* **Work instructions**:
Pictures aside, write out every record exactly as it appears.
BEGIN Records for the exercise
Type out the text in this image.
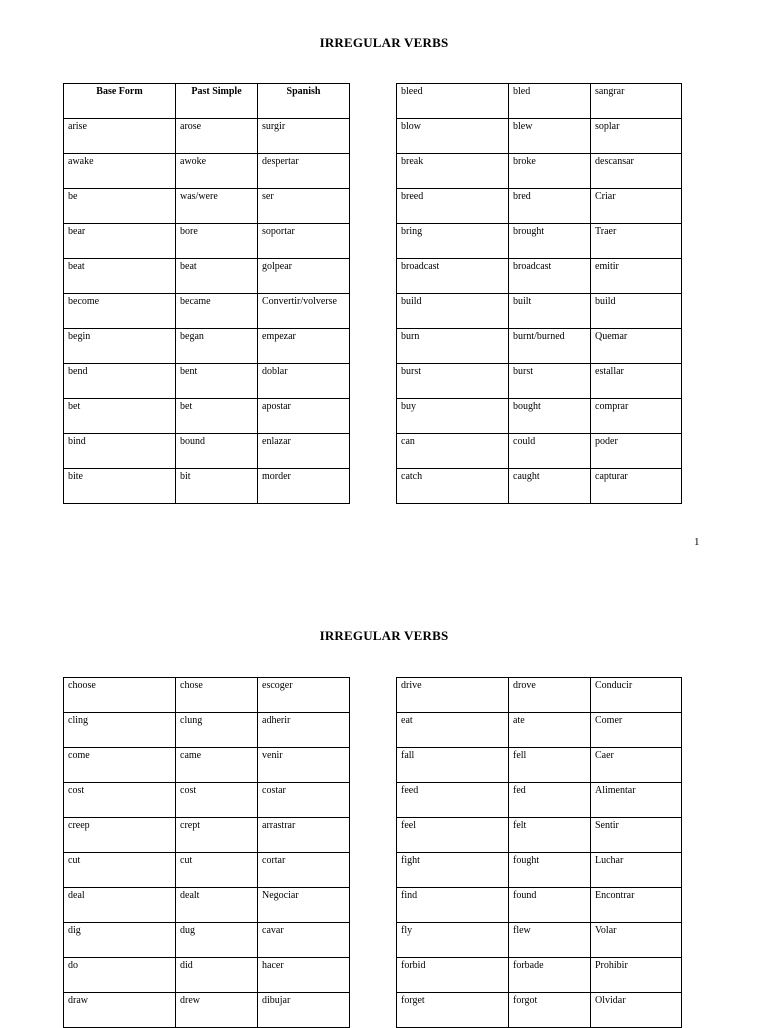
IRREGULAR VERBS
Base Form	Past Simple	Spanish
arise	arose	surgir
awake	awoke	despertar
be	was/were	ser
bear	bore	soportar
beat	beat	golpear
become	became	Convertir/volverse
begin	began	empezar
bend	bent	doblar
bet	bet	apostar
bind	bound	enlazar
bite	bit	morder
bleed	bled	sangrar
blow	blew	soplar
break	broke	descansar
breed	bred	Criar
bring	brought	Traer
broadcast	broadcast	emitir
build	built	build
burn	burnt/burned	Quemar
burst	burst	estallar
buy	bought	comprar
can	could	poder
catch	caught	capturar
1
IRREGULAR VERBS
choose	chose	escoger
cling	clung	adherir
come	came	venir
cost	cost	costar
creep	crept	arrastrar
cut	cut	cortar
deal	dealt	Negociar
dig	dug	cavar
do	did	hacer
draw	drew	dibujar
drive	drove	Conducir
eat	ate	Comer
fall	fell	Caer
feed	fed	Alimentar
feel	felt	Sentir
fight	fought	Luchar
find	found	Encontrar
fly	flew	Volar
forbid	forbade	Prohibir
forget	forgot	Olvidar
END Records for the exercise
* **Output of the task**:
Type out the text in this image.
IRREGULAR VERBS
Base Form	Past Simple	Spanish
arise	arose	surgir
awake	awoke	despertar
be	was/were	ser
bear	bore	soportar
beat	beat	golpear
become	became	Convertir/volverse
begin	began	empezar
bend	bent	doblar
bet	bet	apostar
bind	bound	enlazar
bite	bit	morder
bleed	bled	sangrar
blow	blew	soplar
break	broke	descansar
breed	bred	Criar
bring	brought	Traer
broadcast	broadcast	emitir
build	built	build
burn	burnt/burned	Quemar
burst	burst	estallar
buy	bought	comprar
can	could	poder
catch	caught	capturar
1
IRREGULAR VERBS
choose	chose	escoger
cling	clung	adherir
come	came	venir
cost	cost	costar
creep	crept	arrastrar
cut	cut	cortar
deal	dealt	Negociar
dig	dug	cavar
do	did	hacer
draw	drew	dibujar
drive	drove	Conducir
eat	ate	Comer
fall	fell	Caer
feed	fed	Alimentar
feel	felt	Sentir
fight	fought	Luchar
find	found	Encontrar
fly	flew	Volar
forbid	forbade	Prohibir
forget	forgot	Olvidar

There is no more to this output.